• **WHAT YOU HAVE TO DO**
Would you return all of this data exactly, leaving nothing out?

• **Items from a dataset**
· · ·

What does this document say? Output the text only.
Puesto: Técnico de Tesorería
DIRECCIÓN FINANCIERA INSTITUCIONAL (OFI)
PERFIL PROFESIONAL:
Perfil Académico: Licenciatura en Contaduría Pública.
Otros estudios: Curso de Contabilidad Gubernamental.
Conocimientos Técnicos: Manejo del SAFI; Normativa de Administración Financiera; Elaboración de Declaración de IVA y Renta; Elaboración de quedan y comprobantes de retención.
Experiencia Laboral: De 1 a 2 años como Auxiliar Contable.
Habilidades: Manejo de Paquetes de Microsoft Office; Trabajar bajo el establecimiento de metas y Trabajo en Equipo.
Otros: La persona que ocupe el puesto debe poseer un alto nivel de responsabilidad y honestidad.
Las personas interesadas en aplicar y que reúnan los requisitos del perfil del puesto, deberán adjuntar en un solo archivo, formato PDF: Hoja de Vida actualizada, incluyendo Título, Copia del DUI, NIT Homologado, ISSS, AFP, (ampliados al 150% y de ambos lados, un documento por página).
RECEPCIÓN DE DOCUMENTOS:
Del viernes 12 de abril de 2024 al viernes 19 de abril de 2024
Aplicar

· · ·

• **THE SOLUTION**
What does this document say? Output the text only.
Puesto: Técnico de Tesorería
DIRECCIÓN FINANCIERA INSTITUCIONAL (OFI)
PERFIL PROFESIONAL:
Perfil Académico: Licenciatura en Contaduría Pública.
Otros estudios: Curso de Contabilidad Gubernamental.
Conocimientos Técnicos: Manejo del SAFI; Normativa de Administración Financiera; Elaboración de Declaración de IVA y Renta; Elaboración de quedan y comprobantes de retención.
Experiencia Laboral: De 1 a 2 años como Auxiliar Contable.
Habilidades: Manejo de Paquetes de Microsoft Office; Trabajar bajo el establecimiento de metas y Trabajo en Equipo.
Otros: La persona que ocupe el puesto debe poseer un alto nivel de responsabilidad y honestidad.
Las personas interesadas en aplicar y que reúnan los requisitos del perfil del puesto, deberán adjuntar en un solo archivo, formato PDF: Hoja de Vida actualizada, incluyendo Título, Copia del DUI, NIT Homologado, ISSS, AFP, (ampliados al 150% y de ambos lados, un documento por página).
RECEPCIÓN DE DOCUMENTOS:
Del viernes 12 de abril de 2024 al viernes 19 de abril de 2024
Aplicar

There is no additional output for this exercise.